* _Problèmes à résoudre_:
a. Renvoyez tel quel le passage de la biographie de John Skerry qui va de « SKERRY, JOHN, homme » à « à Dartmouth, Nouvelle-Écosse. ».
b. Dans les entrées, de la ligne contenant « star-icon[interactable]: ★ [1316,28,1334,48] » à la ligne contenant « ie-icon: e [689,31,699,49] », substituez « cliquable » à « interactable » sans rien modifier d'autre. Ne renvoyez que ces lignes.

Originaire d’Irlande, John Skerry (1763–1838) s’installa à Halifax dans les années 1790 et établit un service de traversier entre cette ville et Dartmouth. Il acquit une réputation d’homme honnête et généreux en aidant les pauvres. Il porta secours à quelque 2 000 esclaves fugitifs noirs après la guerre de 1812. À sa retraite, il poursuivit ses œuvres caritatives, et insista sur l’importance de l’éducation et sur la possibilité de progresser dans le cadre des structures politiques existantes.

SKERRY, JOHN, homme d’affaires, philanthrope et fonctionnaire, né en 1763, probablement au mois d’octobre, à Ballyhale (république d’Irlande), fils aîné de Luke Skerry et de Mary Larissy ; il épousa Bridget Shea (décédée vers 1803), et ils eurent un fils et une fille, puis le 28 mai 1807, à Halifax, Maria Meagher, et de ce mariage naquit une fille ; décédé le 1er septembre 1838 à Dartmouth, Nouvelle-Écosse.

John Skerry venait d’une famille de fermiers catholiques. On ne sait rien de ce que fut sa vie avant son immigration à Halifax en 1796 ou 1797. Peu après son arrivée, il exploitait un service de traversier entre Halifax et Dartmouth : à l’aide de deux grands chalands, il transportait des passagers, des marchandises et même des animaux. Ces embarcations à rames et à voile, plus lourdes que des chaloupes, exigeaient une équipe de deux hommes. Par beau temps, la traversée, longue d’un mille, prenait entre 30 et 40 minutes. Il n’y avait pas d’horaire pour les départs ; lorsqu’un nombre suffisant de voyageurs attendaient, l’un des préposés soufflait dans une conque et criait : « On traverse, on traverse ! »

Pour mettre en valeur son entreprise, Skerry acheta un lot riverain à Dartmouth en 1807 et y construisit un quai et une hôtellerie, qui fut parfois considérée comme un hospice. Dotée d’un bar, l’auberge logeait hommes et bêtes et servait en quelque sorte de bureau de change local. On y trouvait aussi un baril où les usagers du traversier déposaient les 4d requis pour leur passage. Avec ces fonds, Skerry put faire des prêts et acquérir de l’immobilier. Le « skipper Skerry » permettait occasionnellement aux pauvres de puiser dans ses barils. Son honnêteté et sa charité étaient reconnues, ce qui explique probablement pourquoi il ne se fit jamais voler.

* _Données enregistrées_:

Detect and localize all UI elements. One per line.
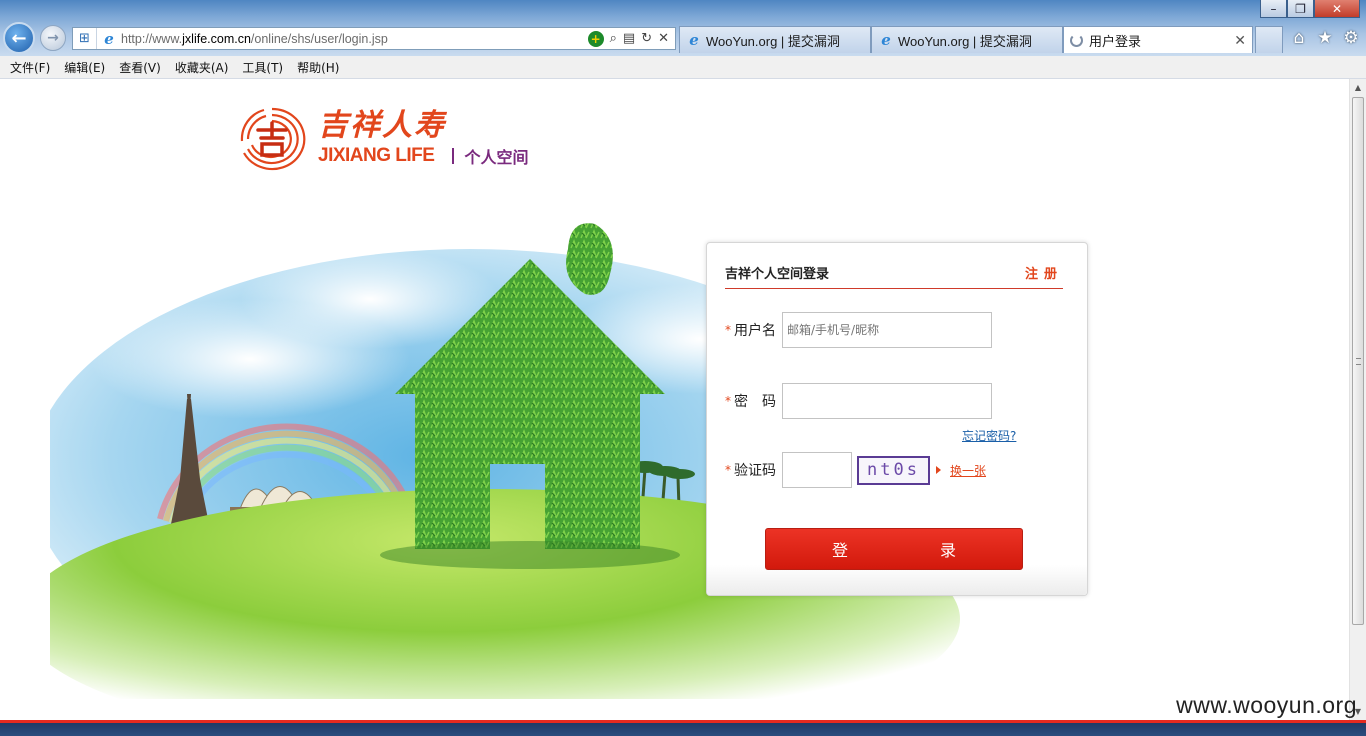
star-icon[interactable]: ★ [1316,28,1334,48]
window-controls: – ❐ ✕ [1260,0,1360,20]
watermark: www.wooyun.org [1176,692,1357,718]
menu-favorites[interactable]: 收藏夹(A) [169,59,235,76]
new-tab-button[interactable] [1255,26,1283,53]
restore-icon[interactable]: ❐ [1287,0,1314,18]
login-panel: 吉祥个人空间登录 注册 * 用户名 * 密 码 忘记密码? * 验证码 nt0s… [706,242,1088,596]
refresh-icon[interactable]: ↻ [641,31,652,46]
captcha-image[interactable]: nt0s [857,455,930,485]
search-icon[interactable]: ⌕ [610,31,617,46]
forward-arrow-icon[interactable]: → [40,25,66,51]
menu-file[interactable]: 文件(F) [4,59,56,76]
tab-user-login[interactable]: 用户登录 ✕ [1063,26,1253,53]
menu-edit[interactable]: 编辑(E) [58,59,111,76]
vertical-scrollbar[interactable]: ▲ ▼ [1349,79,1366,720]
logo-divider [452,148,455,164]
ie-icon: e [104,29,114,48]
browser-chrome: – ❐ ✕ ← → ⊞ e http://www.jxlife.com.cn/o… [0,0,1366,56]
username-label: 用户名 [734,323,776,339]
password-label: 密 码 [734,394,776,410]
username-input[interactable] [782,312,992,348]
logo-en-text: JIXIANG LIFE [318,145,435,166]
stop-icon[interactable]: ✕ [658,31,669,46]
menu-tools[interactable]: 工具(T) [236,59,289,76]
password-input[interactable] [782,383,992,419]
panel-title: 吉祥个人空间登录 [725,267,830,282]
scroll-up-icon[interactable]: ▲ [1350,79,1366,96]
captcha-refresh-link[interactable]: 换一张 [950,462,986,479]
gear-icon[interactable]: ⚙ [1342,28,1360,48]
arrow-right-icon [936,466,941,474]
brand-logo[interactable]: 吉祥人寿 JIXIANG LIFE 个人空间 [234,103,528,173]
menu-bar: 文件(F) 编辑(E) 查看(V) 收藏夹(A) 工具(T) 帮助(H) [0,56,1366,79]
ie-icon: e [689,31,699,49]
tab-wooyun-2[interactable]: e WooYun.org | 提交漏洞 [871,26,1063,53]
captcha-input[interactable] [782,452,852,488]
required-mark: * [725,463,731,477]
fingerprint-logo-icon [240,107,306,171]
captcha-label: 验证码 [734,463,776,479]
close-window-icon[interactable]: ✕ [1314,0,1360,18]
register-link[interactable]: 注册 [1025,263,1063,282]
captcha-row: * 验证码 nt0s 换一张 [725,452,986,488]
add-icon[interactable]: ⊞ [73,28,97,49]
username-row: * 用户名 [725,312,992,348]
password-row: * 密 码 [725,383,992,419]
back-arrow-icon[interactable]: ← [3,22,35,54]
address-url[interactable]: http://www.jxlife.com.cn/online/shs/user… [121,32,588,46]
loading-icon [1070,33,1083,47]
logo-cn-text: 吉祥人寿 [318,108,446,143]
tab-strip: e WooYun.org | 提交漏洞 e WooYun.org | 提交漏洞 … [679,26,1283,53]
browser-tools: ⌂ ★ ⚙ [1290,28,1360,48]
taskbar [0,720,1366,736]
tab-wooyun-1[interactable]: e WooYun.org | 提交漏洞 [679,26,871,53]
menu-view[interactable]: 查看(V) [113,59,167,76]
compat-icon[interactable]: + [587,30,604,47]
scroll-thumb[interactable] [1352,97,1364,625]
home-icon[interactable]: ⌂ [1290,28,1308,48]
minimize-icon[interactable]: – [1260,0,1287,18]
panel-header: 吉祥个人空间登录 注册 [725,263,1063,289]
required-mark: * [725,394,731,408]
address-bar[interactable]: ⊞ e http://www.jxlife.com.cn/online/shs/… [72,27,676,50]
compat-view-icon[interactable]: ▤ [623,31,635,46]
required-mark: * [725,323,731,337]
login-button[interactable]: 登 录 [765,528,1023,570]
page-viewport: 吉祥人寿 JIXIANG LIFE 个人空间 吉祥个人空间登录 注册 * 用户名… [0,79,1349,720]
ie-icon: e [881,31,891,49]
menu-help[interactable]: 帮助(H) [291,59,345,76]
logo-section-text: 个人空间 [464,148,529,167]
close-tab-icon[interactable]: ✕ [1234,32,1246,49]
forgot-password-link[interactable]: 忘记密码? [962,427,1016,444]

* _Liste des solutions_:
a.
SKERRY, JOHN, homme d’affaires, philanthrope et fonctionnaire, né en 1763, probablement au mois d’octobre, à Ballyhale (république d’Irlande), fils aîné de Luke Skerry et de Mary Larissy ; il épousa Bridget Shea (décédée vers 1803), et ils eurent un fils et une fille, puis le 28 mai 1807, à Halifax, Maria Meagher, et de ce mariage naquit une fille ; décédé le 1er septembre 1838 à Dartmouth, Nouvelle-Écosse.

b.
star-icon[cliquable]: ★ [1316,28,1334,48]
window-controls: – ❐ ✕ [1260,0,1360,20]
watermark: www.wooyun.org [1176,692,1357,718]
menu-favorites[cliquable]: 收藏夹(A) [169,59,235,76]
new-tab-button[cliquable] [1255,26,1283,53]
restore-icon[cliquable]: ❐ [1287,0,1314,18]
login-panel: 吉祥个人空间登录 注册 * 用户名 * 密 码 忘记密码? * 验证码 nt0s… [706,242,1088,596]
refresh-icon[cliquable]: ↻ [641,31,652,46]
captcha-image[cliquable]: nt0s [857,455,930,485]
search-icon[cliquable]: ⌕ [610,31,617,46]
forward-arrow-icon[cliquable]: → [40,25,66,51]
menu-file[cliquable]: 文件(F) [4,59,56,76]
tab-user-login[cliquable]: 用户登录 ✕ [1063,26,1253,53]
menu-edit[cliquable]: 编辑(E) [58,59,111,76]
vertical-scrollbar[cliquable]: ▲ ▼ [1349,79,1366,720]
logo-divider [452,148,455,164]
ie-icon: e [104,29,114,48]
browser-chrome: – ❐ ✕ ← → ⊞ e http://www.jxlife.com.cn/o… [0,0,1366,56]
username-label: 用户名 [734,323,776,339]
password-label: 密 码 [734,394,776,410]
username-input[cliquable] [782,312,992,348]
logo-en-text: JIXIANG LIFE [318,145,435,166]
stop-icon[cliquable]: ✕ [658,31,669,46]
menu-tools[cliquable]: 工具(T) [236,59,289,76]
password-input[cliquable] [782,383,992,419]
panel-title: 吉祥个人空间登录 [725,267,830,282]
scroll-up-icon[cliquable]: ▲ [1350,79,1366,96]
captcha-refresh-link[cliquable]: 换一张 [950,462,986,479]
gear-icon[cliquable]: ⚙ [1342,28,1360,48]
arrow-right-icon [936,466,941,474]
brand-logo[cliquable]: 吉祥人寿 JIXIANG LIFE 个人空间 [234,103,528,173]
menu-bar: 文件(F) 编辑(E) 查看(V) 收藏夹(A) 工具(T) 帮助(H) [0,56,1366,79]
ie-icon: e [689,31,699,49]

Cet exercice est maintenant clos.